Problem statement: Using the data beneath, show every line that includes the word "distance".

----- Exercise inputs -----

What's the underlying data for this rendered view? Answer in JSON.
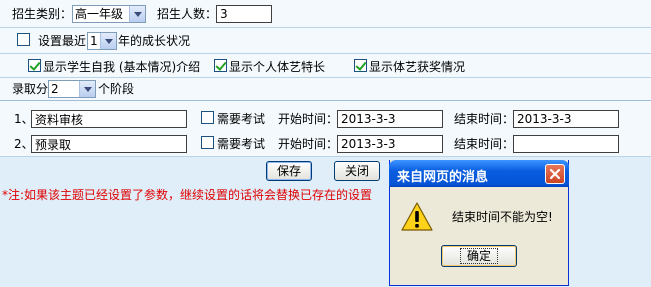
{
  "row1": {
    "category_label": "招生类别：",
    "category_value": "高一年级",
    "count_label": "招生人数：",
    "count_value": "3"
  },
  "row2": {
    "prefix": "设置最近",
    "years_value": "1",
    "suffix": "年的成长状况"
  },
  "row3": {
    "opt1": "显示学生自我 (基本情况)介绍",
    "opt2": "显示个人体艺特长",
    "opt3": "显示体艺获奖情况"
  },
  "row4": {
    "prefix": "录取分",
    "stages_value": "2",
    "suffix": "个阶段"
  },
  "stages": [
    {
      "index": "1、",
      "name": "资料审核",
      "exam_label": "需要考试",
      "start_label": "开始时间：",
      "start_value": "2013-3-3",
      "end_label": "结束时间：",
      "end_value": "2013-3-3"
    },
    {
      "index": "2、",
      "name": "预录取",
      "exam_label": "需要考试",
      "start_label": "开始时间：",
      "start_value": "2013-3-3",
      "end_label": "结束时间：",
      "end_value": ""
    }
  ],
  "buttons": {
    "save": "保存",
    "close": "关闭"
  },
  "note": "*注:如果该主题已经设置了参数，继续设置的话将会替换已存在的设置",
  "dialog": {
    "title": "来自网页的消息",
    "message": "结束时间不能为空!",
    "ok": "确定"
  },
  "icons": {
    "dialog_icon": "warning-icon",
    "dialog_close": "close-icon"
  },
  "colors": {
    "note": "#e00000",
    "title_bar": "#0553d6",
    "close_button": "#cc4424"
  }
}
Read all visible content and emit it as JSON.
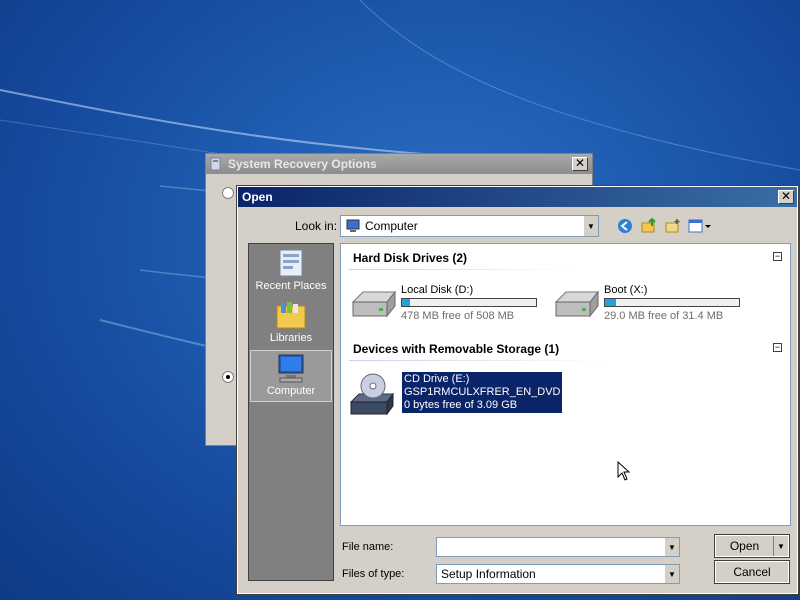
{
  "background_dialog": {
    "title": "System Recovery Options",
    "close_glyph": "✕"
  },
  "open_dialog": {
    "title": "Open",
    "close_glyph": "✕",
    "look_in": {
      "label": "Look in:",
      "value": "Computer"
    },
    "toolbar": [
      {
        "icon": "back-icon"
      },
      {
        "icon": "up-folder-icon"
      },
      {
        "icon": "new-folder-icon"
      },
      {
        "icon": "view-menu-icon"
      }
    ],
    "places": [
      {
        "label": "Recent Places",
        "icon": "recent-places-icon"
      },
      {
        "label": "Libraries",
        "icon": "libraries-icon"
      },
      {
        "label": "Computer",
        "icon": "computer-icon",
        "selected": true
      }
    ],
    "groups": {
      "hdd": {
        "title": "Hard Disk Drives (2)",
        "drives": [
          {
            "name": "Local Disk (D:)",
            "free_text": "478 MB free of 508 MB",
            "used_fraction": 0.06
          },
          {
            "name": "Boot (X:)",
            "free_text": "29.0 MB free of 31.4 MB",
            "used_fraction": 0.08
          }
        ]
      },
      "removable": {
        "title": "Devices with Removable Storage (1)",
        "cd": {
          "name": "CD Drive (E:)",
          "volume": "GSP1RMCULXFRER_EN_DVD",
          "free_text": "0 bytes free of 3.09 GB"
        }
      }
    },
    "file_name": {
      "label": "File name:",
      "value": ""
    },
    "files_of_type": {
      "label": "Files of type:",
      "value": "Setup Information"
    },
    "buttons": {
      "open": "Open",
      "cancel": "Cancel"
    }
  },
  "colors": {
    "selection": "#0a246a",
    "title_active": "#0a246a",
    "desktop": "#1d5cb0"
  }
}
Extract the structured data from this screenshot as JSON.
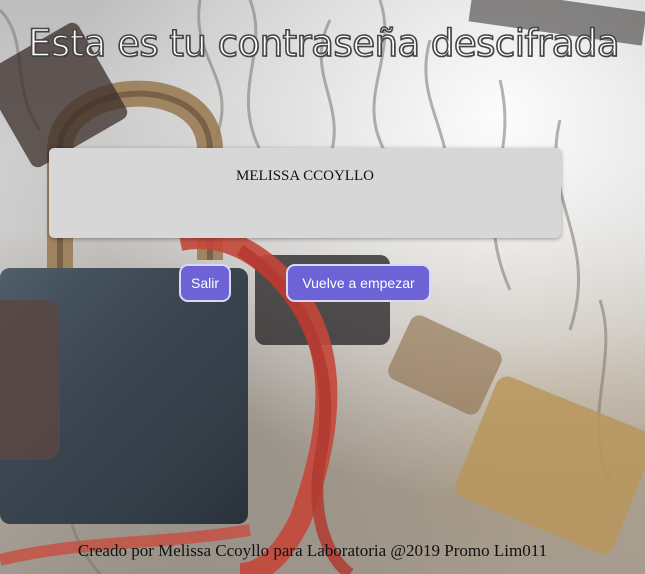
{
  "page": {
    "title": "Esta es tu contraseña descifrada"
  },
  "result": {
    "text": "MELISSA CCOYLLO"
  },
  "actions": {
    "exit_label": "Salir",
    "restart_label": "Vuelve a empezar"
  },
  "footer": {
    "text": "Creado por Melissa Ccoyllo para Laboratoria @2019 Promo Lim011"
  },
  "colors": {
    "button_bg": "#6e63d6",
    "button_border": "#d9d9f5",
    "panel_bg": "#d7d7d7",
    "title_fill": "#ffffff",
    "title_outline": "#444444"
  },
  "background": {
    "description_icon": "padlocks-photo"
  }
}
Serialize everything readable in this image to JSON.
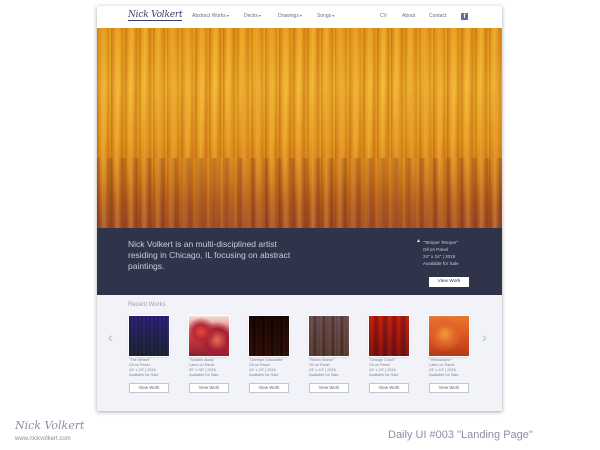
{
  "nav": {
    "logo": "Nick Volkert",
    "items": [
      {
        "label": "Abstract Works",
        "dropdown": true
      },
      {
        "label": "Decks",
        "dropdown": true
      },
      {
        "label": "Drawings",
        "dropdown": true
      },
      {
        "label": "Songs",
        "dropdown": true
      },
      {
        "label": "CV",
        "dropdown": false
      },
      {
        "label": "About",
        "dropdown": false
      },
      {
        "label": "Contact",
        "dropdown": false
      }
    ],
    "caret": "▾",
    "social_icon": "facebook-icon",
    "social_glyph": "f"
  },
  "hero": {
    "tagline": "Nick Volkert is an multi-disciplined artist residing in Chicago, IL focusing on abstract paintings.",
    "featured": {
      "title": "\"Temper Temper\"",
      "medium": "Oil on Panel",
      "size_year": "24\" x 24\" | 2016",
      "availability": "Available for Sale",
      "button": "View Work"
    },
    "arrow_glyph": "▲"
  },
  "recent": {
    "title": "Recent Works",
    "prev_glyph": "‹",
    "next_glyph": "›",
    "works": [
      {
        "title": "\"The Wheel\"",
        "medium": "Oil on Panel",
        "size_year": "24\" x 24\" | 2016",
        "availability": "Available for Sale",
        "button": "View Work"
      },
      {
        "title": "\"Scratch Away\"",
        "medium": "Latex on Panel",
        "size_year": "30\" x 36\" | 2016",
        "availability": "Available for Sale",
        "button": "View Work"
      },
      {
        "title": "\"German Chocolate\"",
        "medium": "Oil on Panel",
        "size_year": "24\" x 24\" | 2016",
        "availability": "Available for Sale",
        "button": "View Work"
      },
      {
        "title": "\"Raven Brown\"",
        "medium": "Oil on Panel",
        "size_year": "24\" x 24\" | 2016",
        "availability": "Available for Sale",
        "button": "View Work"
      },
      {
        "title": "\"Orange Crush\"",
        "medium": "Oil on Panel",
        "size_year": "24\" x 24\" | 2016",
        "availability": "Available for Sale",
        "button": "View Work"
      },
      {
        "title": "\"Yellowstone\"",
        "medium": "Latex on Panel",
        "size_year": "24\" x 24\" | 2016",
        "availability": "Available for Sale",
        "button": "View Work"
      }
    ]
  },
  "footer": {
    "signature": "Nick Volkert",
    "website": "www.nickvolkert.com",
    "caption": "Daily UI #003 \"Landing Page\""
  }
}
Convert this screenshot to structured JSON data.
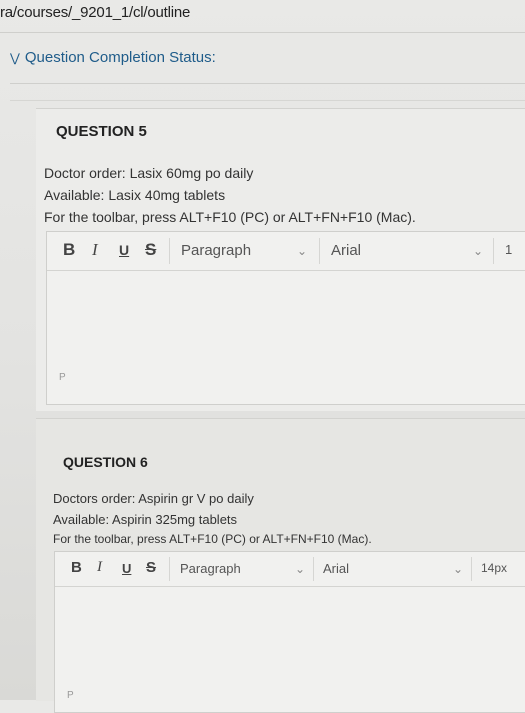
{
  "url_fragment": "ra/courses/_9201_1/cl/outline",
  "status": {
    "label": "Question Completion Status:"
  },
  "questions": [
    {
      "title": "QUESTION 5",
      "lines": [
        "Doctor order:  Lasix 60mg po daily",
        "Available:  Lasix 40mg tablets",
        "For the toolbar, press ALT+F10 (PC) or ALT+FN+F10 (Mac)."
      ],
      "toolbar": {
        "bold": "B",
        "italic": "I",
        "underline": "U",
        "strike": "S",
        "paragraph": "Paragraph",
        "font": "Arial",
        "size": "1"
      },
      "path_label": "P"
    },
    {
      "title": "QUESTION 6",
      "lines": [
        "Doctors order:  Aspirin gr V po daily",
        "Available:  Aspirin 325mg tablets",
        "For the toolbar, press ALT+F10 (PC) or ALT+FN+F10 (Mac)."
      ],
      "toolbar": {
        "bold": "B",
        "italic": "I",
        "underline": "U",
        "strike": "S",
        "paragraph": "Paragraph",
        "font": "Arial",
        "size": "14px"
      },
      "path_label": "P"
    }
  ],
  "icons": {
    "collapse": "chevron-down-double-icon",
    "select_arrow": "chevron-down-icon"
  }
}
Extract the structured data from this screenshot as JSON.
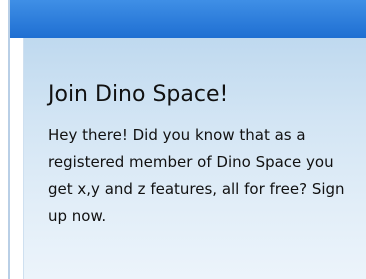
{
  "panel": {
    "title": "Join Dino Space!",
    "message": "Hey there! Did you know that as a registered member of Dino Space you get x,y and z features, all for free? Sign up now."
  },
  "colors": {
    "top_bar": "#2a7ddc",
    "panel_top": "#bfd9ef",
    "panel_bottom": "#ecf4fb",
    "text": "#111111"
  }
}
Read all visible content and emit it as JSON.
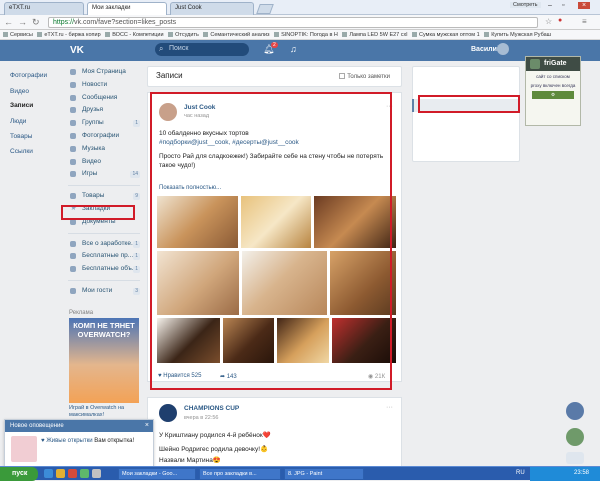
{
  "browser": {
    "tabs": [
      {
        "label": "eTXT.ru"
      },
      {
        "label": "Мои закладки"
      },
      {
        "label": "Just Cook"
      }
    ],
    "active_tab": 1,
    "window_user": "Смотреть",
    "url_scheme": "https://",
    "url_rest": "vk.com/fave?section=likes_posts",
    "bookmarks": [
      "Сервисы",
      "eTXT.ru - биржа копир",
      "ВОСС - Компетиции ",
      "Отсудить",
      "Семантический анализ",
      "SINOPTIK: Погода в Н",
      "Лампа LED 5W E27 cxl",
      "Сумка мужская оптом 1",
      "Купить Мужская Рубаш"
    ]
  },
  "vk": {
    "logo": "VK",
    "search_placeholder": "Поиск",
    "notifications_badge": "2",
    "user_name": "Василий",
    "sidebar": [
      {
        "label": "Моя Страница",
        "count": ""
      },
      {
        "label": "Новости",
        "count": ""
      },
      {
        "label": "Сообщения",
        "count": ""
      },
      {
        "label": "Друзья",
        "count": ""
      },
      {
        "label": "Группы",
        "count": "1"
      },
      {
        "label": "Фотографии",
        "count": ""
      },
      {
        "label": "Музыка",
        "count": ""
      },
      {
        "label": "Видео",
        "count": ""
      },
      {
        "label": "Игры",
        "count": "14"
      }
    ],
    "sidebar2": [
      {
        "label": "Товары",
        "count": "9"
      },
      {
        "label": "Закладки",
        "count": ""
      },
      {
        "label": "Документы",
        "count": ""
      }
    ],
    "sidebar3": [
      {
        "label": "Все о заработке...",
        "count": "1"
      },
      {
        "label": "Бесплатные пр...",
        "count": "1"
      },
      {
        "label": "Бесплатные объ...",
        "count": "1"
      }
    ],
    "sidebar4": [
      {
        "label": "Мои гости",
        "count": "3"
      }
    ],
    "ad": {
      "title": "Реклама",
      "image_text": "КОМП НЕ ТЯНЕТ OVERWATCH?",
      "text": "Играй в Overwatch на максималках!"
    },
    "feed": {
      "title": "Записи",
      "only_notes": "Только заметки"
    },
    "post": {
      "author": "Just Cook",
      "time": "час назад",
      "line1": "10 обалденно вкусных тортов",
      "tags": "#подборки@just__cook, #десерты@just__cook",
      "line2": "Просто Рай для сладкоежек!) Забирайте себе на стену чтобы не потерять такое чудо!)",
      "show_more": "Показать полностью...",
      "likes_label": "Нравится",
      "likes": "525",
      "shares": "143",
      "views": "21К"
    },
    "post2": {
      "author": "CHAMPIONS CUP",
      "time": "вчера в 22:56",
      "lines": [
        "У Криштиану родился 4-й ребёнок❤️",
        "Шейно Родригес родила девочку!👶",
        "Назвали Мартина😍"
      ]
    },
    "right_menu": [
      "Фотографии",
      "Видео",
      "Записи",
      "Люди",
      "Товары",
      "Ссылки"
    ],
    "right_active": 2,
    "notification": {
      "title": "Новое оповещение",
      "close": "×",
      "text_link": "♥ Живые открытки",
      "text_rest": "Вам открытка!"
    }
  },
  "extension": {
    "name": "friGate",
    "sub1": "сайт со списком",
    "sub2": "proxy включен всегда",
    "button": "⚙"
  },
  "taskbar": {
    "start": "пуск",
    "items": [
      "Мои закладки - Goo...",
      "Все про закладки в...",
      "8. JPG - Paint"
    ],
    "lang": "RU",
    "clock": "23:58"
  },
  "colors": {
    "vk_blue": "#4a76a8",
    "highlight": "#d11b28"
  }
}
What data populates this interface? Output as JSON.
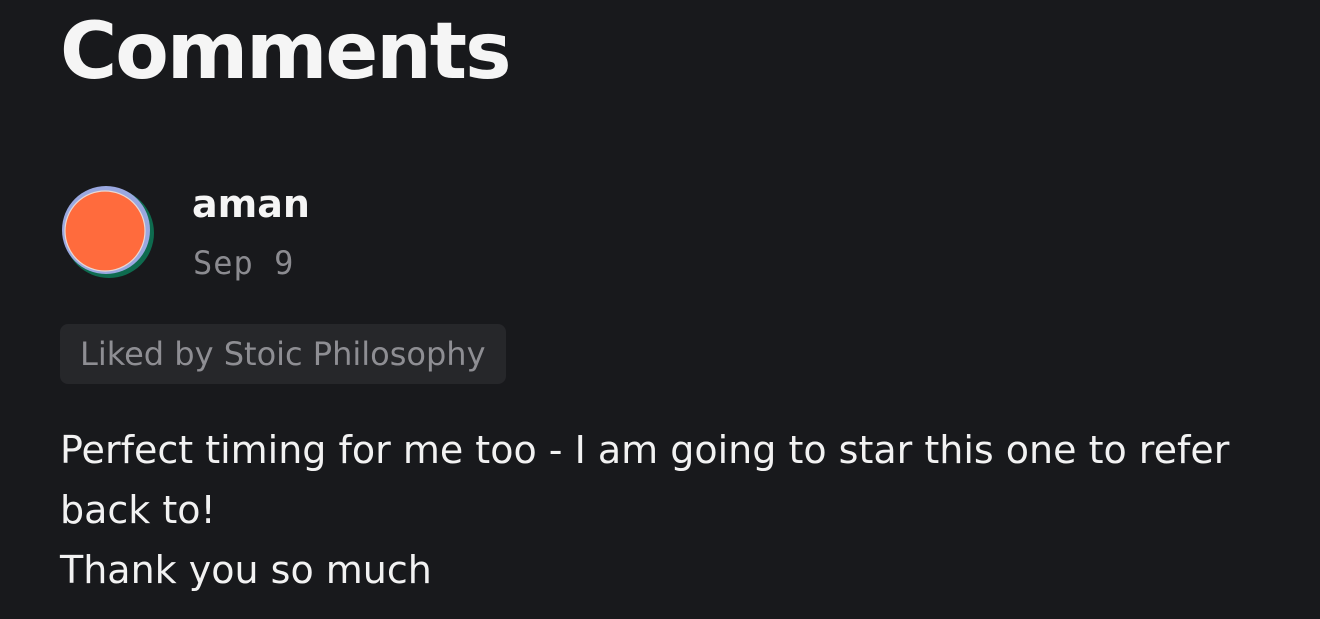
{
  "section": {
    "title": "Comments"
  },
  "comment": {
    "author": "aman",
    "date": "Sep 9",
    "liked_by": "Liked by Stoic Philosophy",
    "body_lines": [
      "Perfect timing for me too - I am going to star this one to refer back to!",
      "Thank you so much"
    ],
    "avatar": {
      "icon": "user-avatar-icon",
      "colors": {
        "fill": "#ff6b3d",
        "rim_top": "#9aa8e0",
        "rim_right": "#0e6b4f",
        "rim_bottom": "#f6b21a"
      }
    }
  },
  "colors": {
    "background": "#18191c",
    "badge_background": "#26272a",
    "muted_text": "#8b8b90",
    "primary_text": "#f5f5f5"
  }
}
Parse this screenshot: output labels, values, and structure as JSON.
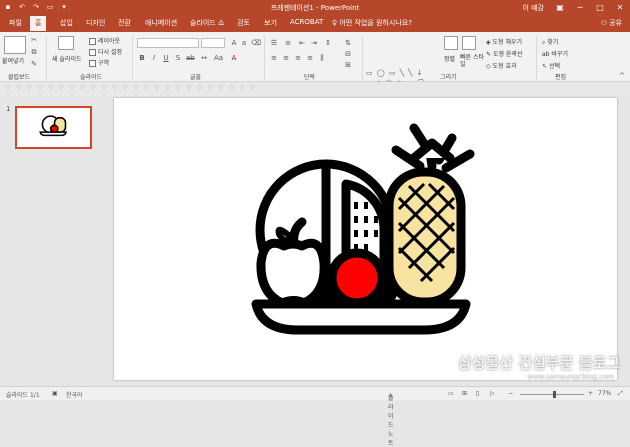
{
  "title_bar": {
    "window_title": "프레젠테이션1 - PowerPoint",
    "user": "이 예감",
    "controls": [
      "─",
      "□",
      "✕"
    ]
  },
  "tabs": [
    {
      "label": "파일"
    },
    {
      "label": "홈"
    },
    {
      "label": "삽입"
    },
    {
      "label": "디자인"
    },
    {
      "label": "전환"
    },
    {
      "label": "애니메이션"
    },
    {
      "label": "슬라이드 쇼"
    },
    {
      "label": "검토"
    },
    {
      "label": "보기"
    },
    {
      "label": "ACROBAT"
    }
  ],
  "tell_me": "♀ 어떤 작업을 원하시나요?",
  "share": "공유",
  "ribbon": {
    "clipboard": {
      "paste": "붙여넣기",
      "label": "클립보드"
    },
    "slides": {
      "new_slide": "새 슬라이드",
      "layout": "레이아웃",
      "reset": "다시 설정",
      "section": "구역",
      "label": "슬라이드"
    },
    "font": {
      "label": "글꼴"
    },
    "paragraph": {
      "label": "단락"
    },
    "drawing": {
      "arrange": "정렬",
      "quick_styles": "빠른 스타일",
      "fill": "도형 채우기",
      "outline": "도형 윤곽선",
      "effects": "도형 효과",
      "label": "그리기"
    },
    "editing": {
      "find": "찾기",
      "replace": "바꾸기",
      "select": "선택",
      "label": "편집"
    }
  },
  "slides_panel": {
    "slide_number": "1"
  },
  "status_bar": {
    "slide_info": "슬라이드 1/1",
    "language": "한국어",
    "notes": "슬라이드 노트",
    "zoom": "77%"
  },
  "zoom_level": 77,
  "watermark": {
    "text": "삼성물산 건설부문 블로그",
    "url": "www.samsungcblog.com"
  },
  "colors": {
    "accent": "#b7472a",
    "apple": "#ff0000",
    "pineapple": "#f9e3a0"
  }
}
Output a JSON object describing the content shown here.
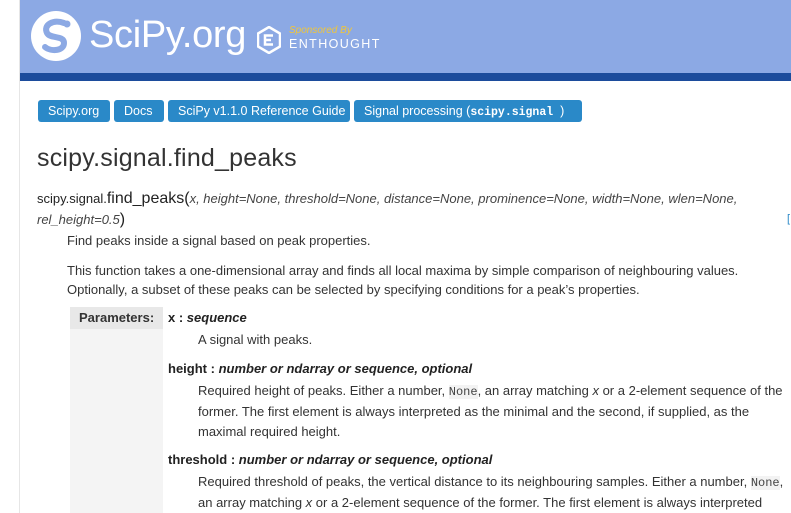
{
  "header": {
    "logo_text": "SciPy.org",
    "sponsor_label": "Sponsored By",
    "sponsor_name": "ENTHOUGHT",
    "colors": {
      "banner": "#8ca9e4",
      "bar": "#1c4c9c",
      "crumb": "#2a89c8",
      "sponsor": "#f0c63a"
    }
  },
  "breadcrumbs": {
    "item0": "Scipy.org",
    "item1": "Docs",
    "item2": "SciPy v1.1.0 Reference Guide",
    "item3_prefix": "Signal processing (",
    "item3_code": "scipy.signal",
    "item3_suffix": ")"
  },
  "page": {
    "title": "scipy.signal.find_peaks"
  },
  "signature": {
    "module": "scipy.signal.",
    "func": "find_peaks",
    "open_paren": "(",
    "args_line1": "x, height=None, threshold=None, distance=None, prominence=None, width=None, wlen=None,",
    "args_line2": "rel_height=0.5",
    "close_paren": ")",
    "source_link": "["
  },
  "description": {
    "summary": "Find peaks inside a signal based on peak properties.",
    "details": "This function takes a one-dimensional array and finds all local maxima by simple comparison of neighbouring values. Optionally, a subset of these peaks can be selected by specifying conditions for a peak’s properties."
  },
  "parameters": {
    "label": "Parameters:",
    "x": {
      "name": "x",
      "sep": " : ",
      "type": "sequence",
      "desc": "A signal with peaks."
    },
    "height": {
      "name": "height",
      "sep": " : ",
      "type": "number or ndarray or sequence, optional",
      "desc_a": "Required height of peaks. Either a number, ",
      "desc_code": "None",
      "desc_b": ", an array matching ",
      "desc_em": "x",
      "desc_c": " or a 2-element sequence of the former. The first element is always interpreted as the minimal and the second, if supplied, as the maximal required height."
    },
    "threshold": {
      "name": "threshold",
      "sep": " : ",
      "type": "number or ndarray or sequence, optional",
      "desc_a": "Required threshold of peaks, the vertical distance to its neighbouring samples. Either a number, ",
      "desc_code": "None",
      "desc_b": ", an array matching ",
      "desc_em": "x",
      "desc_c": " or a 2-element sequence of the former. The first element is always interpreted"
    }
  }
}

-----

Full response:
    "args_line1": "x, height=None, threshold=None, distance=None, prominence=None, width=None, wlen=None,",
      "desc_a": "Required threshold of peaks, the vertical distance to its neighbouring samples. Either a number, ",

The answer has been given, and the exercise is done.